AIM: Count every line in the data below where "cyan" occurs, then state that number and nothing more.

ITEMS:
■ ■ ■ ■
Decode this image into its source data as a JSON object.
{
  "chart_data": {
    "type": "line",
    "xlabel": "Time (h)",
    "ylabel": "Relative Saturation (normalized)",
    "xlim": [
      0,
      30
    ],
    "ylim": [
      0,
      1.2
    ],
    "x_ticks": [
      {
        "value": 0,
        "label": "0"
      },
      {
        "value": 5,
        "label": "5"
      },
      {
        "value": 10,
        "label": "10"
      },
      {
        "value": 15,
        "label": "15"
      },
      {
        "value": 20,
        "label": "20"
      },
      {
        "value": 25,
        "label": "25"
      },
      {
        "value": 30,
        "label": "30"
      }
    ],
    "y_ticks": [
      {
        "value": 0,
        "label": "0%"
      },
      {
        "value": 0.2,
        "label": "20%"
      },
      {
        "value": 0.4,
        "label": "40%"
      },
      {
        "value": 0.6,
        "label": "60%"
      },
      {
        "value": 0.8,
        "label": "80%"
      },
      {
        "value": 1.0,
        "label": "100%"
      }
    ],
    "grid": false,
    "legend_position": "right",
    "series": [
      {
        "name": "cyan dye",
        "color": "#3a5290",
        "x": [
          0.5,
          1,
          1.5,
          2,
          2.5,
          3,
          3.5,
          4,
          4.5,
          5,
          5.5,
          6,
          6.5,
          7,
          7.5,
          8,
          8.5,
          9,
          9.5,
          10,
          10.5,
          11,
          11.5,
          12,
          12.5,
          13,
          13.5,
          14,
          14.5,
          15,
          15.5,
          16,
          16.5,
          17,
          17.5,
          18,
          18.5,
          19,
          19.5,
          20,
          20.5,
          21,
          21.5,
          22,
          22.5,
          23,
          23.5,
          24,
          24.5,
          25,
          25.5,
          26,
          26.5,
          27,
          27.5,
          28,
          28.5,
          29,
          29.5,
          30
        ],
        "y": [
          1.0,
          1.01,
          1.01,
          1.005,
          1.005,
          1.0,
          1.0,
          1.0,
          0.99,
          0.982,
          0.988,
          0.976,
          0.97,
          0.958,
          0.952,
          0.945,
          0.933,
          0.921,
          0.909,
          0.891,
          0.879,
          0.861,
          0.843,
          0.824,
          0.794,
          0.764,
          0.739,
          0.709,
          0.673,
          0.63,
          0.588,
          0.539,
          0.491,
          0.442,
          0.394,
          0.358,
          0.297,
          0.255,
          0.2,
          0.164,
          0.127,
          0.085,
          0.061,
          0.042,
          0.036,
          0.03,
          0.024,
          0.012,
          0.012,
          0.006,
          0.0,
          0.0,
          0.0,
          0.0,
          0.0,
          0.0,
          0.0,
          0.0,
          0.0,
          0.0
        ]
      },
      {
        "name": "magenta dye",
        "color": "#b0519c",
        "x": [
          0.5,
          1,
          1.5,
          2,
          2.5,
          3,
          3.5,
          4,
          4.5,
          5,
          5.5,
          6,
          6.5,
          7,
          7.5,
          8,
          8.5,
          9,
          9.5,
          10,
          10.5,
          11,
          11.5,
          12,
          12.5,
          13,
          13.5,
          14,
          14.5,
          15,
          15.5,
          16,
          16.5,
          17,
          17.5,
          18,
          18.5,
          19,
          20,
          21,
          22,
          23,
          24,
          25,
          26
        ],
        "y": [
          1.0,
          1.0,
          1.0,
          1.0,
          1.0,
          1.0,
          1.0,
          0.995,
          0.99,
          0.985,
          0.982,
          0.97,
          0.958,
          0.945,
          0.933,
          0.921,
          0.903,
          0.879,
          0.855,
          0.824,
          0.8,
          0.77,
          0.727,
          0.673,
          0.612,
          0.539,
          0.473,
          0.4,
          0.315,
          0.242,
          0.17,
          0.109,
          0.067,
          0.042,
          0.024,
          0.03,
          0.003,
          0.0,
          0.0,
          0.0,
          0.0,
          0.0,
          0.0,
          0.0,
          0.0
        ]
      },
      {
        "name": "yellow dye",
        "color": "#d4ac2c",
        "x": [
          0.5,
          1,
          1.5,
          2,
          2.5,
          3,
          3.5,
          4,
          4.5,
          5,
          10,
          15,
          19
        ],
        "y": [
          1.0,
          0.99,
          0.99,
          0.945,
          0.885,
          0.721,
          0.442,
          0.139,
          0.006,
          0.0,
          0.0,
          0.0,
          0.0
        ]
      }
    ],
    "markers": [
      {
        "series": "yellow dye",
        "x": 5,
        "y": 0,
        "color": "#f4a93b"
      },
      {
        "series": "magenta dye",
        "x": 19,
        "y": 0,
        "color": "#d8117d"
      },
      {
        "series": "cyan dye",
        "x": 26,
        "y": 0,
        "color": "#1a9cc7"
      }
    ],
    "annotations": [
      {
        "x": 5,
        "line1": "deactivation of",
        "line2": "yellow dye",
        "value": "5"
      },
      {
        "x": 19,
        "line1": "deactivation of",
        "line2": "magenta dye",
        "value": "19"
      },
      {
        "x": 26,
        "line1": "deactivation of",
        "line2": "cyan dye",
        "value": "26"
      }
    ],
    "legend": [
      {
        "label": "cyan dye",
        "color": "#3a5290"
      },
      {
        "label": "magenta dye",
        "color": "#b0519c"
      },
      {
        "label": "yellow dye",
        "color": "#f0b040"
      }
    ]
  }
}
■ ■ ■ ■
REPLY: 4